Extracted material:
◆ ◆ ◆ ◆ ◆

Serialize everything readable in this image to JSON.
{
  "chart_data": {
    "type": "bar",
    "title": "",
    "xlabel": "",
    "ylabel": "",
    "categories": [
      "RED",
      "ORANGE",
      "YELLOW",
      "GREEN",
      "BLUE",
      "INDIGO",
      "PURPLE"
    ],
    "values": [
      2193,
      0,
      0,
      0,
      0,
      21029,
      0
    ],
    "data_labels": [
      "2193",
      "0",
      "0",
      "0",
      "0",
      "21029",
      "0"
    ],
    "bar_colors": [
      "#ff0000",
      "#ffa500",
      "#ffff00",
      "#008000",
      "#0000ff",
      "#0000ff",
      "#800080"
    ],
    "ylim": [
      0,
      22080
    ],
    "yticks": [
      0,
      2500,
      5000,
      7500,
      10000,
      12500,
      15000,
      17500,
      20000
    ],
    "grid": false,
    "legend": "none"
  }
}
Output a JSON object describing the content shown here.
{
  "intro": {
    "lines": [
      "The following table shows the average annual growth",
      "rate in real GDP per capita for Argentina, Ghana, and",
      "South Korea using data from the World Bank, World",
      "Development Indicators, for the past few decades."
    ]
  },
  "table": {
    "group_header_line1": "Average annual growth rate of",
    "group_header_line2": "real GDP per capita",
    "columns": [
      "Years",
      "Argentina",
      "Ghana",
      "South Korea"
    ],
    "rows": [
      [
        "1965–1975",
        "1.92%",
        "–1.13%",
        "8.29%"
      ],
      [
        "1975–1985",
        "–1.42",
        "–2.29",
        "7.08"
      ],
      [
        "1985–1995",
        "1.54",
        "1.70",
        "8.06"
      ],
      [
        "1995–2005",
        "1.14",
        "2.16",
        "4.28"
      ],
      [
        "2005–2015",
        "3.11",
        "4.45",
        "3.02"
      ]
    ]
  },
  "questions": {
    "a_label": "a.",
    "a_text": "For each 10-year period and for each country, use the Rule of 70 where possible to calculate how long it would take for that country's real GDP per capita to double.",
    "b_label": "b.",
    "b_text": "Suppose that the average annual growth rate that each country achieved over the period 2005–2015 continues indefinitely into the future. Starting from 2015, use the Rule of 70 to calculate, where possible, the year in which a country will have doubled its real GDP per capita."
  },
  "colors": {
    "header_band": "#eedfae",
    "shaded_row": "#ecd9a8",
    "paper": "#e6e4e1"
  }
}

◆ ◆ ◆ ◆ ◆

The exercise:
Pull out all lines in the data above that include "each".

Answer to this problem:
    "a_text": "For each 10-year period and for each country, use the Rule of 70 where possible to calculate how long it would take for that country's real GDP per capita to double.",
    "b_text": "Suppose that the average annual growth rate that each country achieved over the period 2005–2015 continues indefinitely into the future. Starting from 2015, use the Rule of 70 to calculate, where possible, the year in which a country will have doubled its real GDP per capita."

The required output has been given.